(WHAT YOU HAVE TO DO) Pick out each line with the word "加權指數" from the material that follows.

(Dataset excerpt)
========================
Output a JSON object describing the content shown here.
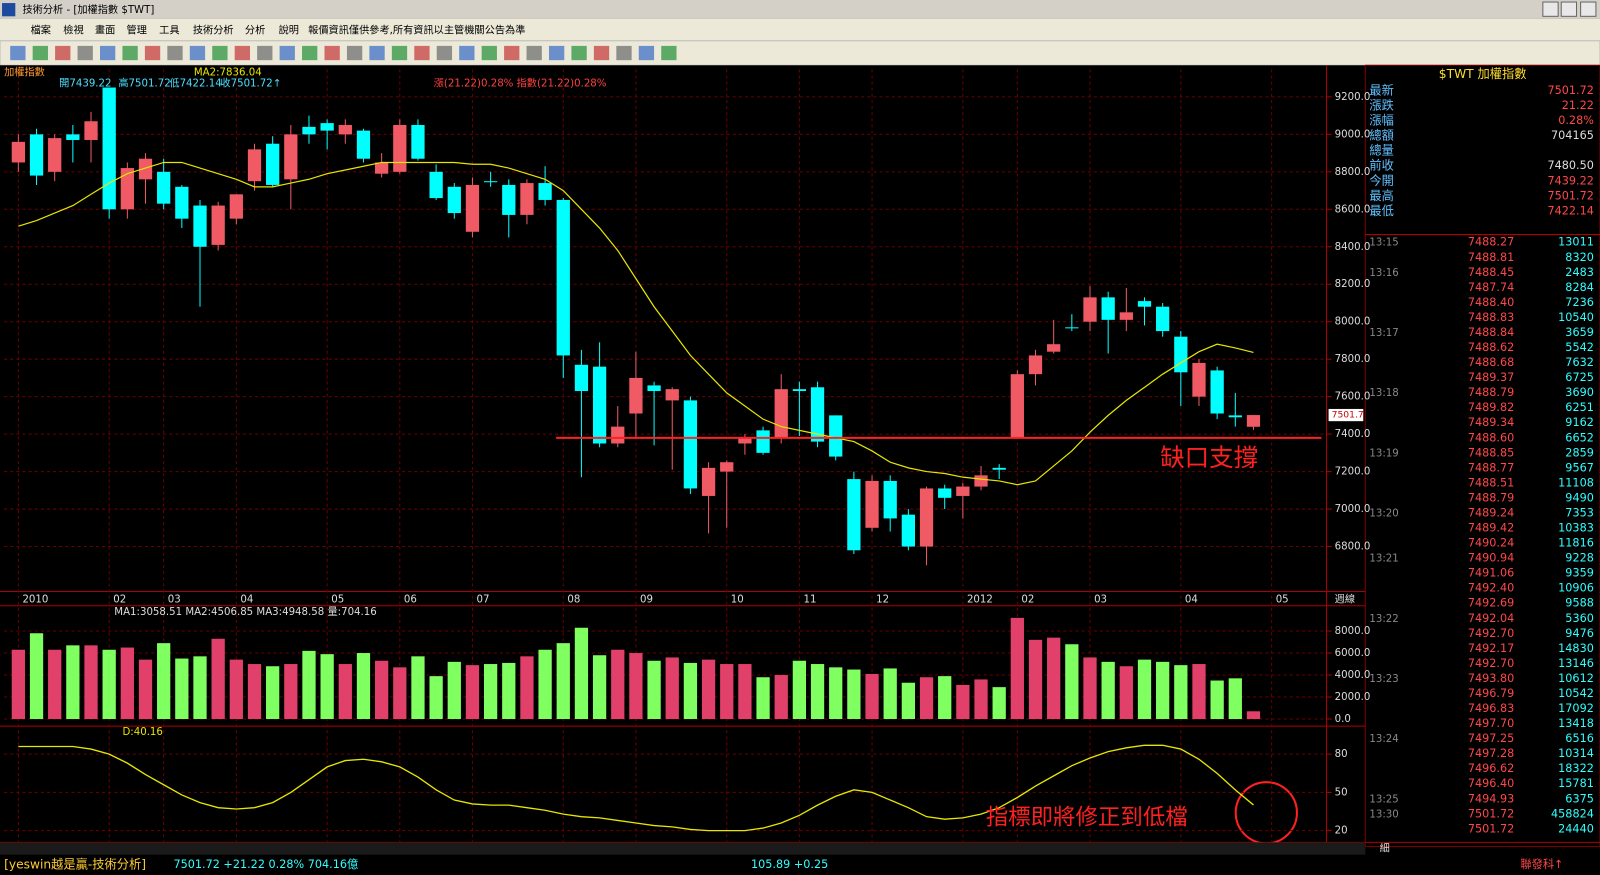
{
  "window": {
    "title": "技術分析 - [加權指數 $TWT]"
  },
  "menu": [
    "檔案",
    "檢視",
    "畫面",
    "管理",
    "工具",
    "技術分析",
    "分析",
    "說明",
    "報價資訊僅供參考,所有資訊以主管機關公告為準"
  ],
  "chart_data": [
    {
      "type": "candlestick",
      "title": "加權指數",
      "header": [
        "開7439.22",
        "高7501.72",
        "低7422.14",
        "收7501.72↑"
      ],
      "change_text": "漲(21.22)0.28% 指數(21.22)0.28%",
      "x_axis_label": "週線",
      "up_color": "#f05a64",
      "down_color": "#00ffff",
      "categories": [
        "2010",
        null,
        null,
        null,
        null,
        "02",
        null,
        null,
        "03",
        null,
        null,
        null,
        "04",
        null,
        null,
        null,
        null,
        "05",
        null,
        null,
        null,
        "06",
        null,
        null,
        null,
        "07",
        null,
        null,
        null,
        null,
        "08",
        null,
        null,
        null,
        "09",
        null,
        null,
        null,
        null,
        "10",
        null,
        null,
        null,
        "11",
        null,
        null,
        null,
        "12",
        null,
        null,
        null,
        null,
        "2012",
        null,
        null,
        "02",
        null,
        null,
        null,
        "03",
        null,
        null,
        null,
        null,
        "04",
        null,
        null,
        null,
        null,
        "05"
      ],
      "open": [
        8850,
        9000,
        8800,
        9000,
        8970,
        9250,
        8600,
        8760,
        8800,
        8720,
        8620,
        8410,
        8550,
        8750,
        8950,
        8760,
        9040,
        9060,
        9000,
        9020,
        8790,
        8800,
        9050,
        8800,
        8720,
        8480,
        8750,
        8730,
        8570,
        8740,
        8650,
        7770,
        7760,
        7350,
        7510,
        7660,
        7580,
        7580,
        7070,
        7200,
        7350,
        7420,
        7380,
        7640,
        7650,
        7500,
        7160,
        6900,
        7150,
        6970,
        6800,
        7110,
        7070,
        7120,
        7220,
        7380,
        7720,
        7840,
        7970,
        8000,
        8130,
        8010,
        8110,
        8080,
        7920,
        7600,
        7740,
        7500,
        7439.22,
        null
      ],
      "high": [
        9000,
        9030,
        9000,
        9050,
        9120,
        9250,
        8850,
        8900,
        8870,
        8730,
        8650,
        8640,
        8680,
        8950,
        8990,
        9050,
        9100,
        9080,
        9080,
        9030,
        8900,
        9080,
        9080,
        8840,
        8740,
        8770,
        8800,
        8760,
        8760,
        8830,
        8660,
        7850,
        7890,
        7550,
        7840,
        7680,
        7650,
        7600,
        7250,
        7260,
        7400,
        7440,
        7720,
        7680,
        7680,
        7500,
        7200,
        7180,
        7180,
        7000,
        7120,
        7130,
        7140,
        7230,
        7240,
        7740,
        7850,
        8010,
        8040,
        8190,
        8160,
        8180,
        8130,
        8100,
        7950,
        7800,
        7760,
        7620,
        7501.72,
        null
      ],
      "low": [
        8800,
        8730,
        8750,
        8850,
        8850,
        8550,
        8550,
        8630,
        8600,
        8500,
        8080,
        8380,
        8520,
        8700,
        8720,
        8600,
        8950,
        8920,
        8950,
        8850,
        8770,
        8790,
        8860,
        8650,
        8550,
        8450,
        8720,
        8450,
        8520,
        8620,
        7700,
        7170,
        7330,
        7330,
        7380,
        7340,
        7210,
        7080,
        6870,
        6900,
        7290,
        7290,
        7350,
        7390,
        7330,
        7260,
        6760,
        6880,
        6880,
        6780,
        6700,
        7000,
        6950,
        7100,
        7160,
        7380,
        7660,
        7830,
        7950,
        7950,
        7830,
        7950,
        7980,
        7920,
        7550,
        7550,
        7480,
        7440,
        7422.14,
        null
      ],
      "close": [
        8960,
        8780,
        8980,
        8970,
        9070,
        8600,
        8820,
        8870,
        8630,
        8550,
        8400,
        8620,
        8680,
        8920,
        8730,
        9000,
        9000,
        9020,
        9050,
        8870,
        8850,
        9050,
        8870,
        8660,
        8580,
        8730,
        8750,
        8570,
        8740,
        8650,
        7820,
        7630,
        7350,
        7440,
        7700,
        7630,
        7640,
        7110,
        7220,
        7250,
        7380,
        7300,
        7640,
        7630,
        7360,
        7280,
        6780,
        7150,
        6950,
        6800,
        7110,
        7060,
        7120,
        7180,
        7210,
        7720,
        7820,
        7880,
        7970,
        8130,
        8010,
        8050,
        8080,
        7950,
        7730,
        7780,
        7510,
        7490,
        7501.72,
        null
      ],
      "series": [
        {
          "name": "MA2:7836.04",
          "color": "#e6e600",
          "values": [
            8510,
            8540,
            8580,
            8620,
            8680,
            8740,
            8790,
            8820,
            8850,
            8850,
            8820,
            8790,
            8760,
            8720,
            8720,
            8740,
            8760,
            8790,
            8810,
            8830,
            8850,
            8850,
            8850,
            8850,
            8850,
            8840,
            8840,
            8820,
            8790,
            8760,
            8700,
            8600,
            8500,
            8380,
            8230,
            8080,
            7950,
            7820,
            7720,
            7620,
            7550,
            7480,
            7440,
            7420,
            7400,
            7380,
            7360,
            7310,
            7250,
            7220,
            7200,
            7190,
            7170,
            7160,
            7150,
            7130,
            7150,
            7230,
            7310,
            7410,
            7500,
            7580,
            7650,
            7720,
            7780,
            7840,
            7880,
            7860,
            7836.04,
            null
          ]
        }
      ],
      "annotation": {
        "text": "缺口支撐",
        "value": 7380,
        "color": "#ff2020"
      },
      "ylim": [
        6560,
        9347
      ],
      "yticks": [
        {
          "value": 6800,
          "label": "6800.0"
        },
        {
          "value": 7000,
          "label": "7000.0"
        },
        {
          "value": 7200,
          "label": "7200.0"
        },
        {
          "value": 7400,
          "label": "7400.0"
        },
        {
          "value": 7600,
          "label": "7600.0"
        },
        {
          "value": 7800,
          "label": "7800.0"
        },
        {
          "value": 8000,
          "label": "8000.0"
        },
        {
          "value": 8200,
          "label": "8200.0"
        },
        {
          "value": 8400,
          "label": "8400.0"
        },
        {
          "value": 8600,
          "label": "8600.0"
        },
        {
          "value": 8800,
          "label": "8800.0"
        },
        {
          "value": 9000,
          "label": "9000.0"
        },
        {
          "value": 9200,
          "label": "9200.0"
        }
      ],
      "last_price_label": "7501.7",
      "grid": true
    },
    {
      "type": "bar",
      "title": "MA1:3058.51 MA2:4506.85 MA3:4948.58 量:704.16",
      "up_color": "#e0406a",
      "down_color": "#80ff60",
      "values": [
        6300,
        7800,
        6300,
        6700,
        6700,
        6300,
        6500,
        5400,
        6900,
        5500,
        5700,
        7300,
        5400,
        5000,
        4800,
        5000,
        6200,
        5900,
        5000,
        6000,
        5300,
        4700,
        5700,
        3900,
        5200,
        4900,
        5000,
        5100,
        5700,
        6300,
        6900,
        8300,
        5800,
        6300,
        6000,
        5300,
        5600,
        5100,
        5400,
        5000,
        5000,
        3800,
        4000,
        5300,
        5000,
        4700,
        4500,
        4100,
        4600,
        3300,
        3800,
        3900,
        3100,
        3600,
        2900,
        9200,
        7200,
        7400,
        6800,
        5600,
        5200,
        4800,
        5400,
        5200,
        4900,
        5000,
        3500,
        3700,
        704.16,
        null
      ],
      "ylim": [
        -644,
        10299
      ],
      "yticks": [
        {
          "value": 0,
          "label": "0.0"
        },
        {
          "value": 2000,
          "label": "2000.0"
        },
        {
          "value": 4000,
          "label": "4000.0"
        },
        {
          "value": 6000,
          "label": "6000.0"
        },
        {
          "value": 8000,
          "label": "8000.0"
        }
      ],
      "grid": true
    },
    {
      "type": "line",
      "title": "D:40.16",
      "color": "#e6e600",
      "values": [
        86,
        86,
        86,
        86,
        84,
        80,
        73,
        64,
        56,
        48,
        42,
        38,
        37,
        38,
        42,
        50,
        60,
        70,
        75,
        76,
        74,
        70,
        62,
        52,
        44,
        41,
        40,
        40,
        38,
        36,
        33,
        31,
        30,
        28,
        26,
        24,
        23,
        21,
        20,
        20,
        20,
        22,
        26,
        32,
        40,
        47,
        52,
        50,
        44,
        38,
        31,
        29,
        30,
        33,
        38,
        46,
        55,
        63,
        71,
        77,
        82,
        85,
        87,
        87,
        84,
        76,
        65,
        52,
        40.16,
        null
      ],
      "annotation": {
        "text": "指標即將修正到低檔",
        "color": "#ff2020"
      },
      "ylim": [
        10.8,
        102
      ],
      "yticks": [
        20,
        50,
        80
      ],
      "grid": true
    }
  ],
  "quote": {
    "title": "$TWT 加權指數",
    "rows": [
      [
        "最新",
        "7501.72"
      ],
      [
        "漲跌",
        "21.22"
      ],
      [
        "漲幅",
        "0.28%"
      ],
      [
        "總額",
        "704165"
      ],
      [
        "總量",
        ""
      ],
      [
        "前收",
        "7480.50"
      ],
      [
        "今開",
        "7439.22"
      ],
      [
        "最高",
        "7501.72"
      ],
      [
        "最低",
        "7422.14"
      ]
    ]
  },
  "ticks": {
    "rows": [
      [
        "13:15",
        "7488.27",
        "13011"
      ],
      [
        null,
        "7488.81",
        "8320"
      ],
      [
        "13:16",
        "7488.45",
        "2483"
      ],
      [
        null,
        "7487.74",
        "8284"
      ],
      [
        null,
        "7488.40",
        "7236"
      ],
      [
        null,
        "7488.83",
        "10540"
      ],
      [
        "13:17",
        "7488.84",
        "3659"
      ],
      [
        null,
        "7488.62",
        "5542"
      ],
      [
        null,
        "7488.68",
        "7632"
      ],
      [
        null,
        "7489.37",
        "6725"
      ],
      [
        "13:18",
        "7488.79",
        "3690"
      ],
      [
        null,
        "7489.82",
        "6251"
      ],
      [
        null,
        "7489.34",
        "9162"
      ],
      [
        null,
        "7488.60",
        "6652"
      ],
      [
        "13:19",
        "7488.85",
        "2859"
      ],
      [
        null,
        "7488.77",
        "9567"
      ],
      [
        null,
        "7488.51",
        "11108"
      ],
      [
        null,
        "7488.79",
        "9490"
      ],
      [
        "13:20",
        "7489.24",
        "7353"
      ],
      [
        null,
        "7489.42",
        "10383"
      ],
      [
        null,
        "7490.24",
        "11816"
      ],
      [
        "13:21",
        "7490.94",
        "9228"
      ],
      [
        null,
        "7491.06",
        "9359"
      ],
      [
        null,
        "7492.40",
        "10906"
      ],
      [
        null,
        "7492.69",
        "9588"
      ],
      [
        "13:22",
        "7492.04",
        "5360"
      ],
      [
        null,
        "7492.70",
        "9476"
      ],
      [
        null,
        "7492.17",
        "14830"
      ],
      [
        null,
        "7492.70",
        "13146"
      ],
      [
        "13:23",
        "7493.80",
        "10612"
      ],
      [
        null,
        "7496.79",
        "10542"
      ],
      [
        null,
        "7496.83",
        "17092"
      ],
      [
        null,
        "7497.70",
        "13418"
      ],
      [
        "13:24",
        "7497.25",
        "6516"
      ],
      [
        null,
        "7497.28",
        "10314"
      ],
      [
        null,
        "7496.62",
        "18322"
      ],
      [
        null,
        "7496.40",
        "15781"
      ],
      [
        "13:25",
        "7494.93",
        "6375"
      ],
      [
        "13:30",
        "7501.72",
        "458824"
      ],
      [
        null,
        "7501.72",
        "24440"
      ]
    ]
  },
  "status": {
    "app": "[yeswin越是贏-技術分析]",
    "index": "7501.72 +21.22 0.28% 704.16億",
    "otc": "105.89 +0.25",
    "stock": "聯發科↑",
    "tab": "細"
  }
}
========================
(COMPLETE OUTPUT)
    "title": "技術分析 - [加權指數 $TWT]"
      "title": "加權指數",
    "title": "$TWT 加權指數",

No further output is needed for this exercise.